··· GIVEN TEXT
FOOD REVIEW ANALYSIS USING THE SENTIMENT ANALYSIS AND NEURAL NETWORK
Mrs.B.Deepa1 MS.M.Deepika2 ,S.Mohanlal3,S.Vithyasagar4 ,P.Balamurugan5
1Project coordinator, Department of Computer Science and Engineering, Nandha Engineering College (Autonomous), Erode, Tamilnadu, India
2Assistant Professor, Department of Computer Science and Engineering, Nandha Engineering College (Autonomous), Erode, Tamilnadu, India
3,4,5 UG Scholar, Department of Computer Science and Engineering, Nandha Engineering College (Autonomous), Erode, Tamilnadu, India
Email id:deepika.m@nandhaengg.org2 , mohanlal.19cs067@nandhaengg.org3
Abstract. A consumer’s complaints present food or reporting agency with an opportunity to identify and rectify specific problems with their current product or service. The foods that are receiving customer complaints filed against them will analyze the complaint data to provide results on where the most complaints are being filed, what products/ services produce the most useful complaints and other data. This project assists foods in identifying the location and types of errors for resolution, leading to increased customer satisfaction to drive revenue and profitability. This project finds a correlation between complaints, companies and consumers to refine company applications to better accommodate consumer needs using k-means clustering. In addition, using SVM classification, the complaints sentiment values are analyzed and classified into positive or negative reviews. The project is designed using Python. The objectives of this study is: a) To give the estimated sentiment prediction of the subject based on the text reviews/complaints sent by the customers. b) To carry out Sentiment analysis so that the review is judged as either positive or negative. c) To find Percentage of positive/negative reviews. d) To give exact sentiment numerical values for various words and so classification such as positive or negative should be accurate. e) To apply neural network such that it helps to classify the given food review details into one of the predefined reviews.
Keywords: Sentiment Analysis, SVM Classification, Machine Learning, Consumer Reviews.
······
··· DATASET
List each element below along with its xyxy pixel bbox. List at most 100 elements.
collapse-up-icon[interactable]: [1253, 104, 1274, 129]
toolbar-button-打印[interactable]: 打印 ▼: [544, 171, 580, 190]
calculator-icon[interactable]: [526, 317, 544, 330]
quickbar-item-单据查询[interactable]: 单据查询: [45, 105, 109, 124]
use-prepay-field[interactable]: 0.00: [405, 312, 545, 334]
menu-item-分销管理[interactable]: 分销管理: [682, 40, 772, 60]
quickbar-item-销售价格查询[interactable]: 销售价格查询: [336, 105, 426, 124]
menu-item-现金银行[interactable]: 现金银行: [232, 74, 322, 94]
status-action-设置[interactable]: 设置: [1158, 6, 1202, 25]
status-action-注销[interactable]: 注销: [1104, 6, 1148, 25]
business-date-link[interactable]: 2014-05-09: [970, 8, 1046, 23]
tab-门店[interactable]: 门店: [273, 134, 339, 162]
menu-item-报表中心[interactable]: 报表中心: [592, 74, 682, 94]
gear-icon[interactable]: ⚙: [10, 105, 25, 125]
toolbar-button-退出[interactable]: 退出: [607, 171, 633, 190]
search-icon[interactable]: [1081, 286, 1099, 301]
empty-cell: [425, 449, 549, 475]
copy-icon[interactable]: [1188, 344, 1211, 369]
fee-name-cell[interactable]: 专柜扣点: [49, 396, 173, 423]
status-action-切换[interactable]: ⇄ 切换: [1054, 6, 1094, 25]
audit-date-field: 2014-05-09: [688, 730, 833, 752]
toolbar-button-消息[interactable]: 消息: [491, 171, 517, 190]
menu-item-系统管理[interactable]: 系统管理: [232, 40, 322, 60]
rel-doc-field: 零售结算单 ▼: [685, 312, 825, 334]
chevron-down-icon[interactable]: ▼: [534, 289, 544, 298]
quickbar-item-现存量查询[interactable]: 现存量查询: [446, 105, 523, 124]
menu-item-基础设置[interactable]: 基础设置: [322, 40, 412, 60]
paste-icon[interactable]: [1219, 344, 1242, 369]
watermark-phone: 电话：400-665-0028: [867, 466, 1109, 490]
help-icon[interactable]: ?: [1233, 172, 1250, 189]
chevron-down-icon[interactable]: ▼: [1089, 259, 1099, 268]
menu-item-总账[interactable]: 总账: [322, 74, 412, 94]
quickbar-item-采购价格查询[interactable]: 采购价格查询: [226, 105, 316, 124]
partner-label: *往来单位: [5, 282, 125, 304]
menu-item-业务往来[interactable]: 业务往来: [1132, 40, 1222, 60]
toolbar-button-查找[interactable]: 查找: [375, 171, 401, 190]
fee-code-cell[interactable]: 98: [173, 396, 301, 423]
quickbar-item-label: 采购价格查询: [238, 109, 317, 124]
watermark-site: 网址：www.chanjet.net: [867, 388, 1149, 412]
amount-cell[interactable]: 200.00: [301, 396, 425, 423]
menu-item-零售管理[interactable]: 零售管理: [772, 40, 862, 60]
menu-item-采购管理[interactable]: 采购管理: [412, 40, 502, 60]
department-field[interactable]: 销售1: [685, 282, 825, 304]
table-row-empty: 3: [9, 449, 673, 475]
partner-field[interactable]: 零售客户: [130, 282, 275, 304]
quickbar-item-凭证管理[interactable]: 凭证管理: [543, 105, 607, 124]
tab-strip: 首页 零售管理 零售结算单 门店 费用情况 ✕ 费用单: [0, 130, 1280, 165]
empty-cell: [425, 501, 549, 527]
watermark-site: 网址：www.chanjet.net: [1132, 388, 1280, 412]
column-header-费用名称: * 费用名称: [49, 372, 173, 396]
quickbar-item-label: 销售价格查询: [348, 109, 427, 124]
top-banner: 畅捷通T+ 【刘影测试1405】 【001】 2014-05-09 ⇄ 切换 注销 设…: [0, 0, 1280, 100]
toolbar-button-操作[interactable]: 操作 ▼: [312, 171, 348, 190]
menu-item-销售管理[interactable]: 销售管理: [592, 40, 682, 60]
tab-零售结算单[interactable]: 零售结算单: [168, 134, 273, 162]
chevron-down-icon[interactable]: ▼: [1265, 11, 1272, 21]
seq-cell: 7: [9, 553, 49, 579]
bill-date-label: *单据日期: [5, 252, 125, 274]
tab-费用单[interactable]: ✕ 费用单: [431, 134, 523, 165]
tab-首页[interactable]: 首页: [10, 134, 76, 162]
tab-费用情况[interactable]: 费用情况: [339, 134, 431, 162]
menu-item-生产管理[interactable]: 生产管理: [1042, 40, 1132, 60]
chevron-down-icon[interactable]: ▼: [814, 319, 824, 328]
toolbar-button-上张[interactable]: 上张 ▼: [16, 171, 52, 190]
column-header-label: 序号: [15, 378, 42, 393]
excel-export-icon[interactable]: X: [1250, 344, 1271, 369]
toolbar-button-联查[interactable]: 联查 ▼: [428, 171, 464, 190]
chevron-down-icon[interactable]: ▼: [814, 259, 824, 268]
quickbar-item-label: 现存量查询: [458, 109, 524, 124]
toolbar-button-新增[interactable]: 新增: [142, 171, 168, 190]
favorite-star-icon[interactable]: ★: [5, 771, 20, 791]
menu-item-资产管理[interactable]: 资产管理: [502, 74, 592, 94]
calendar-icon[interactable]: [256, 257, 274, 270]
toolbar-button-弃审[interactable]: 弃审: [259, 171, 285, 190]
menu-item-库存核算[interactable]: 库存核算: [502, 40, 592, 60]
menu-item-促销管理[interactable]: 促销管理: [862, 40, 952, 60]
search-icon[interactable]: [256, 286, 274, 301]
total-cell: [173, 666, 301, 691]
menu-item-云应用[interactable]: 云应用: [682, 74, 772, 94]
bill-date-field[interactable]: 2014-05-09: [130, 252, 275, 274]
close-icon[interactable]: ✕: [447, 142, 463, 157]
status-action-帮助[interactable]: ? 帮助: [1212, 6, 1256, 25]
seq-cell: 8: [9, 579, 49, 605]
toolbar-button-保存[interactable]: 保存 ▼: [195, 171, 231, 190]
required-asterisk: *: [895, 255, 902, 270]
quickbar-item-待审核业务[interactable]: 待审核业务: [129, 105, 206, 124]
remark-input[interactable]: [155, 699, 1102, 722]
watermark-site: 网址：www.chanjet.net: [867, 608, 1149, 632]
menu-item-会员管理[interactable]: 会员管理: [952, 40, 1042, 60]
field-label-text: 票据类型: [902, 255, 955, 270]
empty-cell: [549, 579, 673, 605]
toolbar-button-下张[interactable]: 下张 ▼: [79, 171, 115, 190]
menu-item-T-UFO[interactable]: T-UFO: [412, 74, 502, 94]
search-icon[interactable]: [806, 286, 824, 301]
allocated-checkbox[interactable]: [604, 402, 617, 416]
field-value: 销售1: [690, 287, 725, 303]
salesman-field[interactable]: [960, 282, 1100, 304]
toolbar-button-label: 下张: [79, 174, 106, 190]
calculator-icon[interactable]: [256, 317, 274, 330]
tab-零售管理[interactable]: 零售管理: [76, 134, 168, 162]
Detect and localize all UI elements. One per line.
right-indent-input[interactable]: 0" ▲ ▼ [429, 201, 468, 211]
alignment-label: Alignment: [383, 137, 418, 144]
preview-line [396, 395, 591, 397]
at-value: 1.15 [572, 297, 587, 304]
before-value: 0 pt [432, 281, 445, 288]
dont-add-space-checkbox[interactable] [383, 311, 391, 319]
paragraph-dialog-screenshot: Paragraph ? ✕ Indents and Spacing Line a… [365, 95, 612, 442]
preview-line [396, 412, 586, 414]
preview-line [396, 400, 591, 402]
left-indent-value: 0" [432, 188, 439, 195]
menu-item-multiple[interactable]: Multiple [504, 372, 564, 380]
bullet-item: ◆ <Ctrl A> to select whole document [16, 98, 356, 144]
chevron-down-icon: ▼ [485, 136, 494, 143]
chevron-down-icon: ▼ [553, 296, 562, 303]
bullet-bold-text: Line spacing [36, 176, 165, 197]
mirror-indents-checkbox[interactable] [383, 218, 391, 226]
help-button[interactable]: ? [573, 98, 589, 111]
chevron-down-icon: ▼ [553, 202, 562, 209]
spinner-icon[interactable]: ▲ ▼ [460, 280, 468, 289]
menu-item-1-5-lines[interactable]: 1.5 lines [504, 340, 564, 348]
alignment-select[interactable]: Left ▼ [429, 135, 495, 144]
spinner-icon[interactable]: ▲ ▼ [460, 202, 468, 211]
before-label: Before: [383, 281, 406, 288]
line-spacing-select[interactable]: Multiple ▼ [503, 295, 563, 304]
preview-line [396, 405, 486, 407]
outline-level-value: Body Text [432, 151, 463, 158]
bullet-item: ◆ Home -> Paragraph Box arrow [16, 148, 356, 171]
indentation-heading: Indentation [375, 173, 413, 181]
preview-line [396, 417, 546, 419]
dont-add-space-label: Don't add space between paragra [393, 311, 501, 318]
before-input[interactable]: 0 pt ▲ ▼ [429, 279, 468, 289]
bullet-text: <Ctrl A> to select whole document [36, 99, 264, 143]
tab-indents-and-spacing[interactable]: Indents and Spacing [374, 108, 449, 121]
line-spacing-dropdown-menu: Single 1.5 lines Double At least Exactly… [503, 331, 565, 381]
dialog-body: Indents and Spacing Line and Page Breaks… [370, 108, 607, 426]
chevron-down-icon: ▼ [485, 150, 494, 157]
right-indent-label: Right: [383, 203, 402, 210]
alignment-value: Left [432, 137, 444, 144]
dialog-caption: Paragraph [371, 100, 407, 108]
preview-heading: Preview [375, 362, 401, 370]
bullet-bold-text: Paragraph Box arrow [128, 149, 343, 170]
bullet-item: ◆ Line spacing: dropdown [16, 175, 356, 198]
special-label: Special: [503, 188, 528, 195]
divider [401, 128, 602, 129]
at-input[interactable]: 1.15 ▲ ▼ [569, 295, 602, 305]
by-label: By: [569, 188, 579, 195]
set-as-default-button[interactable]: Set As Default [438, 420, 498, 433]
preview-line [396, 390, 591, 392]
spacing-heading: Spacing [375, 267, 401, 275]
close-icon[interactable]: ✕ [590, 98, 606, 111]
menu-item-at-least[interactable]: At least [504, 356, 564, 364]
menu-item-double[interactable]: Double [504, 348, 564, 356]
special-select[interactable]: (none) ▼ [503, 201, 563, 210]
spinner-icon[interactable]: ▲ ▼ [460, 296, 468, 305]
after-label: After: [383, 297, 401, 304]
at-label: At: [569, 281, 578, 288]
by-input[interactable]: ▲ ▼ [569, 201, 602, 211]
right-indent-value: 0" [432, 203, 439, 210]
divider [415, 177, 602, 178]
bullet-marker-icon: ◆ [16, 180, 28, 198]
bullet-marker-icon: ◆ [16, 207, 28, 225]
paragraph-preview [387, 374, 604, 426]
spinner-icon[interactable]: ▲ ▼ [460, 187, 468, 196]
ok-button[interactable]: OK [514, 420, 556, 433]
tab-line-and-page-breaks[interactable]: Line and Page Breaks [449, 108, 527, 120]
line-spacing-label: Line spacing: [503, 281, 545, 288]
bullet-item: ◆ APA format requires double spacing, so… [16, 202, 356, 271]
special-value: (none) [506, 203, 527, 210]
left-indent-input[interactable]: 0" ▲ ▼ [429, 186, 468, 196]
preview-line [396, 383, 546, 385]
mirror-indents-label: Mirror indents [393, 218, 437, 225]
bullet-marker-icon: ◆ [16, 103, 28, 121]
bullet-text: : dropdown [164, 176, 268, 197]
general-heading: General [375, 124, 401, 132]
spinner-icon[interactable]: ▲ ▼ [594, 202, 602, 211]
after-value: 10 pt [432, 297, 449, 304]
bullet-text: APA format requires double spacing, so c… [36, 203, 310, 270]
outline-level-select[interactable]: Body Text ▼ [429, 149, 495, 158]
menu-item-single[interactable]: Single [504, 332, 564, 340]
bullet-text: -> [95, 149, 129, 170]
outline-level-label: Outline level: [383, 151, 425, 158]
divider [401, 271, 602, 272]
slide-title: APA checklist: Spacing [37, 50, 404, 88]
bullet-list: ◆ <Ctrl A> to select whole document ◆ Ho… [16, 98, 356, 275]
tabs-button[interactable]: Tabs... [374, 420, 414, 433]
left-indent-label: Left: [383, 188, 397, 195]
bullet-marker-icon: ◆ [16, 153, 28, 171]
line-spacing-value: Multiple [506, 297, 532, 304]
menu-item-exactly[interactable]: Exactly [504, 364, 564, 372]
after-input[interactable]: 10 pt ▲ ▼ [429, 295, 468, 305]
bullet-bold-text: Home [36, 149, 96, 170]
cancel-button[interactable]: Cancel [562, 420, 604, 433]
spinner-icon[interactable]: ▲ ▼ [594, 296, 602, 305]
······
● TRY IT:
Repeat the food review abstract in full, word for word. The items have nothing to do with the food review abstract.

● WRITTEN ANSWER:
FOOD REVIEW ANALYSIS USING THE SENTIMENT ANALYSIS AND NEURAL NETWORK
Mrs.B.Deepa1 MS.M.Deepika2 ,S.Mohanlal3,S.Vithyasagar4 ,P.Balamurugan5
1Project coordinator, Department of Computer Science and Engineering, Nandha Engineering College (Autonomous), Erode, Tamilnadu, India
2Assistant Professor, Department of Computer Science and Engineering, Nandha Engineering College (Autonomous), Erode, Tamilnadu, India
3,4,5 UG Scholar, Department of Computer Science and Engineering, Nandha Engineering College (Autonomous), Erode, Tamilnadu, India
Email id:deepika.m@nandhaengg.org2 , mohanlal.19cs067@nandhaengg.org3
Abstract. A consumer’s complaints present food or reporting agency with an opportunity to identify and rectify specific problems with their current product or service. The foods that are receiving customer complaints filed against them will analyze the complaint data to provide results on where the most complaints are being filed, what products/ services produce the most useful complaints and other data. This project assists foods in identifying the location and types of errors for resolution, leading to increased customer satisfaction to drive revenue and profitability. This project finds a correlation between complaints, companies and consumers to refine company applications to better accommodate consumer needs using k-means clustering. In addition, using SVM classification, the complaints sentiment values are analyzed and classified into positive or negative reviews. The project is designed using Python. The objectives of this study is: a) To give the estimated sentiment prediction of the subject based on the text reviews/complaints sent by the customers. b) To carry out Sentiment analysis so that the review is judged as either positive or negative. c) To find Percentage of positive/negative reviews. d) To give exact sentiment numerical values for various words and so classification such as positive or negative should be accurate. e) To apply neural network such that it helps to classify the given food review details into one of the predefined reviews.
Keywords: Sentiment Analysis, SVM Classification, Machine Learning, Consumer Reviews.